— BEGIN PASSAGE PROVIDED —

22 November 2013
The Times (London): ‘Black Boers’ clear townships by force
http://www.thetimes.co.uk/tto/news/world/africa/article3928464.ece
The Times (London)
November 22, 2013 Friday
'Black Boers' clear townships by force;
South Africa
Ruth Maclean
Nelson Mandela's successors are driving slumdwellers out of their homes at gunpoint and killing those who resist in a violent campaign that human rights groups compare to the evictions of the apartheid era.
Bulldozers are regularly sent to demolish the homes of Durban's poorest communities in President Zuma's home state of KwaZulu Natal. More than 3,000 people have been evicted from their homes in the city's informal settlement Cato Crest this year. At a protest against illegal evictions on Tuesday, slumdwellers sang the freedom songs Mr Mandela once led them in and shouted: "Down with the black Boers."

— END PASSAGE PROVIDED —

TASK INSTRUCTIONS:
- a) Reproduce the portion of the Durban evictions article that opens with the words containing "22 November 2013" and closes with "the apartheid era.".
- b) Carry the Durban evictions article forward, picking up after its last sentence.
The listing that comes next is from an unrelated source.

— BEGIN DATA EXTRACT —

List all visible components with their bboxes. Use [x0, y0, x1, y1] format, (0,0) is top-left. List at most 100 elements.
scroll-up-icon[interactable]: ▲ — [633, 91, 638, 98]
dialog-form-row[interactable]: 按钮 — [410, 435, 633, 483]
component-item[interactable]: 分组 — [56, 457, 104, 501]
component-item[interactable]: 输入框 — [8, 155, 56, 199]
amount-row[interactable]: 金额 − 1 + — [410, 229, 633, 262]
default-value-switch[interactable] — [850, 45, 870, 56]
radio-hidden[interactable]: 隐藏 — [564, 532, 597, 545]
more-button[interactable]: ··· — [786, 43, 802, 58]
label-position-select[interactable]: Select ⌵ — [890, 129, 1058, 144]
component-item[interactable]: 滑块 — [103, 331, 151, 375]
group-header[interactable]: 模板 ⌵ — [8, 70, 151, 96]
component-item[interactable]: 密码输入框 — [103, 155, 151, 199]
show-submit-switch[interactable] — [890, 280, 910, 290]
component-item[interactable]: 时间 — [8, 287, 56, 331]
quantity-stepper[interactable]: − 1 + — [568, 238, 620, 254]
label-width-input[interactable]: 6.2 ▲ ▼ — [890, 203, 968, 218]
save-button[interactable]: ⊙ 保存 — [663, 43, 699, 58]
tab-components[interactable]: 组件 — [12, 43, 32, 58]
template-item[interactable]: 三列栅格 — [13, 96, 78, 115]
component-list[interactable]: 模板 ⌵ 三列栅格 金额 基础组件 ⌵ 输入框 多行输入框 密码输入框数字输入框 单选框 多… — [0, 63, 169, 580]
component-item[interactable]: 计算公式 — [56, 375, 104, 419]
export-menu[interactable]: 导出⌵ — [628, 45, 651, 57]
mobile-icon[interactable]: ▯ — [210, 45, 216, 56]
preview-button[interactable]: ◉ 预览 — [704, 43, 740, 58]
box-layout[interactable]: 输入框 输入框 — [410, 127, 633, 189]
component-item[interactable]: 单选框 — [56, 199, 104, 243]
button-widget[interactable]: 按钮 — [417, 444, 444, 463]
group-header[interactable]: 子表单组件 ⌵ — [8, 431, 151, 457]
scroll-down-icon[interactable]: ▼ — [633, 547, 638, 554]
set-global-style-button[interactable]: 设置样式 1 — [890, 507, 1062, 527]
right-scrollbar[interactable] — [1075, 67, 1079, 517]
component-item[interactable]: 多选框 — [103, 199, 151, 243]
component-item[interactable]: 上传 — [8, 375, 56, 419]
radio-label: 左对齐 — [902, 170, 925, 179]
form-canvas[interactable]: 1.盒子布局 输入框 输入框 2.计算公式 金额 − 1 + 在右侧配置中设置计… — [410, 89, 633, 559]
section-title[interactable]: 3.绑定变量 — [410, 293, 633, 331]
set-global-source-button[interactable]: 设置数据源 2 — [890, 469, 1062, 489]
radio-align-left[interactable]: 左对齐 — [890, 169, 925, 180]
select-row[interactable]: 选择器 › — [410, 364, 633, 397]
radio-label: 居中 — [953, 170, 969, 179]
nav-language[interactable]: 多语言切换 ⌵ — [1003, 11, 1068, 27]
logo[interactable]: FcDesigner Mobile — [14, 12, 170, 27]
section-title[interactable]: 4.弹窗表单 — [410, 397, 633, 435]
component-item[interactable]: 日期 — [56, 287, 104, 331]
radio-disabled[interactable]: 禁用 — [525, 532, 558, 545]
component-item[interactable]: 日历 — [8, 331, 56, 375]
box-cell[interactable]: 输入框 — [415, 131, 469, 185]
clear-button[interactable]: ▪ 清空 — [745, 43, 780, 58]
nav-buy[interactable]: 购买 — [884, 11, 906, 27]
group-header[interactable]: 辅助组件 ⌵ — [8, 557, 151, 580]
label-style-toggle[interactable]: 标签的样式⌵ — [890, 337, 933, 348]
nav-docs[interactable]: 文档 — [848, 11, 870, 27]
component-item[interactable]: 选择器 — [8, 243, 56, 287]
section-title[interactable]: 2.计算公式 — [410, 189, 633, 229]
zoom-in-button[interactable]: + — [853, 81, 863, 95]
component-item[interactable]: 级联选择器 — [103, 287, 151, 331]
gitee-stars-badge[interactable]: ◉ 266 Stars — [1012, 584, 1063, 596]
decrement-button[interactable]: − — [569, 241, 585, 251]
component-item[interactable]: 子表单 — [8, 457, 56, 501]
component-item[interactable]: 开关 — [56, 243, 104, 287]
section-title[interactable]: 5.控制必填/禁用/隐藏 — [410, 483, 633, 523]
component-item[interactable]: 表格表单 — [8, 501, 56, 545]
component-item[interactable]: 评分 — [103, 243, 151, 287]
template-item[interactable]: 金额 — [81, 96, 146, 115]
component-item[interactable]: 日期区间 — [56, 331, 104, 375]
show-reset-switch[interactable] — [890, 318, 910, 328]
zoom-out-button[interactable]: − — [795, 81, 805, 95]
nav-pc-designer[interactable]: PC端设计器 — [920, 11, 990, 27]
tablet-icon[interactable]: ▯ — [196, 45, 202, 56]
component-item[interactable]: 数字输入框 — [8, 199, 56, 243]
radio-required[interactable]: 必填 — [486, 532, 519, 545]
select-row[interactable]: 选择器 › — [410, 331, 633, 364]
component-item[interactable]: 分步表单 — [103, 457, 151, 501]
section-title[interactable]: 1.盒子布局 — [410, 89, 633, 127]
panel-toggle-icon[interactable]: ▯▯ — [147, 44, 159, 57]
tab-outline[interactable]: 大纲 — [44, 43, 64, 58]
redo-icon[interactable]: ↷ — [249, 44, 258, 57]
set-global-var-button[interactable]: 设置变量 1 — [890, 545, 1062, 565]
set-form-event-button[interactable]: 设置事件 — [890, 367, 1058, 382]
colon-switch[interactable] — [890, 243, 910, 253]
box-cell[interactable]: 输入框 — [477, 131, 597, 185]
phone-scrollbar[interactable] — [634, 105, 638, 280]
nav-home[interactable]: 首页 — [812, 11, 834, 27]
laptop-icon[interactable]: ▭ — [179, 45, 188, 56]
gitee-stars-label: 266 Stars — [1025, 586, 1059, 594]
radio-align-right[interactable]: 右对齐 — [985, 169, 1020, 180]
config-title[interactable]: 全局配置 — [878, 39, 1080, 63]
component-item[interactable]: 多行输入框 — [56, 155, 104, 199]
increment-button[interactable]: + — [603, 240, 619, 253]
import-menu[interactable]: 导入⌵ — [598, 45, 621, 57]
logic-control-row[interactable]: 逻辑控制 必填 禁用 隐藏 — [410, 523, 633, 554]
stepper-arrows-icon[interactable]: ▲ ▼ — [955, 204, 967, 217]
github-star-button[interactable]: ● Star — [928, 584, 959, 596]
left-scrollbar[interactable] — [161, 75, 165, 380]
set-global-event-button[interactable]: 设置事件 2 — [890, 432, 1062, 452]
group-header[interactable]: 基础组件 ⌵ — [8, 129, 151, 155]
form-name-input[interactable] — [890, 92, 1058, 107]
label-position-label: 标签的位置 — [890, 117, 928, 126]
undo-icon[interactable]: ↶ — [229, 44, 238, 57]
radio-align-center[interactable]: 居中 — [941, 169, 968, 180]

— END DATA EXTRACT —

EXERCISE RESULTS:
- a)
22 November 2013
The Times (London): ‘Black Boers’ clear townships by force
http://www.thetimes.co.uk/tto/news/world/africa/article3928464.ece
The Times (London)
November 22, 2013 Friday
'Black Boers' clear townships by force;
South Africa
Ruth Maclean
Nelson Mandela's successors are driving slumdwellers out of their homes at gunpoint and killing those who resist in a violent campaign that human rights groups compare to the evictions of the apartheid era.

- b)
Although the demonstration was peaceful, policemen quietly told its leader, S'bu Zikode: "You have five minutes to disperse the crowd before we start shooting."
Six people have been killed so far this year in Durban while being evicted, 60 have received death threats and 12 of those have been forced into hiding. Sixteen people have been injured, including an elderly woman who had her eye shot out by a rubber bullet.
Richard Pithouse, a Durban-born academic, accuses the ruling African National Congress (ANC) of masterminding the campaign. "The ANC absolutely has to take the blame," he said. "In recent years the ANC has deliberately turned to a much more aggressive mode of policing. Senior politicians use incredibly belligerent rhetoric that presents protest as a crime. It sets the stage for violence.
"There's no question there are all kinds of continuities between the way cities are managed under apartheid and under the ANC … One of the lines of continuity is that they think poor people pose a criminal threat to society and the state is responding with violence, even assassination."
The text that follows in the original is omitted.